Task objective –
Can you print the data exactly and leave out each image?

Stored data entries
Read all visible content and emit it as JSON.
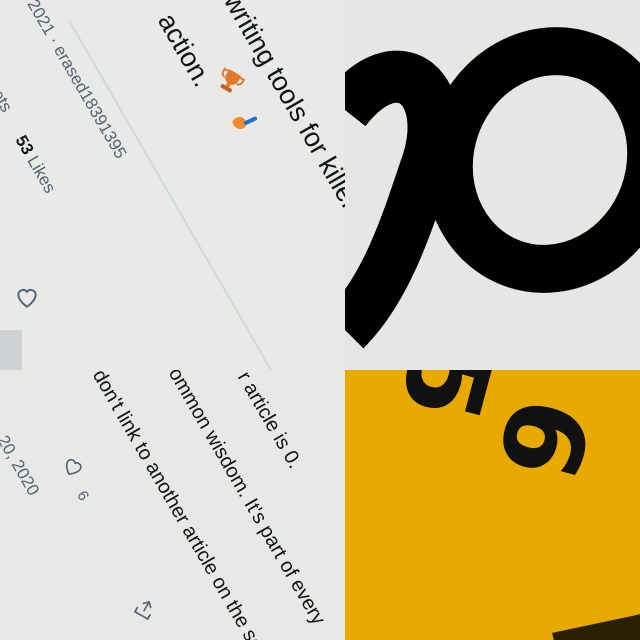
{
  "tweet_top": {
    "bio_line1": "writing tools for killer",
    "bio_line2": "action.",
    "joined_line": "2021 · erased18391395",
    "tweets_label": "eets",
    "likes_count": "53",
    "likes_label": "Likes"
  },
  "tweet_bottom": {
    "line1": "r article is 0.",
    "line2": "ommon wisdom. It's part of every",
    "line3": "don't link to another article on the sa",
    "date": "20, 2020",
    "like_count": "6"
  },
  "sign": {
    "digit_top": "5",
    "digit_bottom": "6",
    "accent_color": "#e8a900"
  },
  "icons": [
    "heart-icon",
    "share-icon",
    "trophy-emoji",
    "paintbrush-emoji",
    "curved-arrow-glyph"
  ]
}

Problem solution –
Read all visible content and emit it as JSON.
{
  "tweet_top": {
    "bio_line1": "writing tools for killer",
    "bio_line2": "action.",
    "joined_line": "2021 · erased18391395",
    "tweets_label": "eets",
    "likes_count": "53",
    "likes_label": "Likes"
  },
  "tweet_bottom": {
    "line1": "r article is 0.",
    "line2": "ommon wisdom. It's part of every",
    "line3": "don't link to another article on the sa",
    "date": "20, 2020",
    "like_count": "6"
  },
  "sign": {
    "digit_top": "5",
    "digit_bottom": "6",
    "accent_color": "#e8a900"
  },
  "icons": [
    "heart-icon",
    "share-icon",
    "trophy-emoji",
    "paintbrush-emoji",
    "curved-arrow-glyph"
  ]
}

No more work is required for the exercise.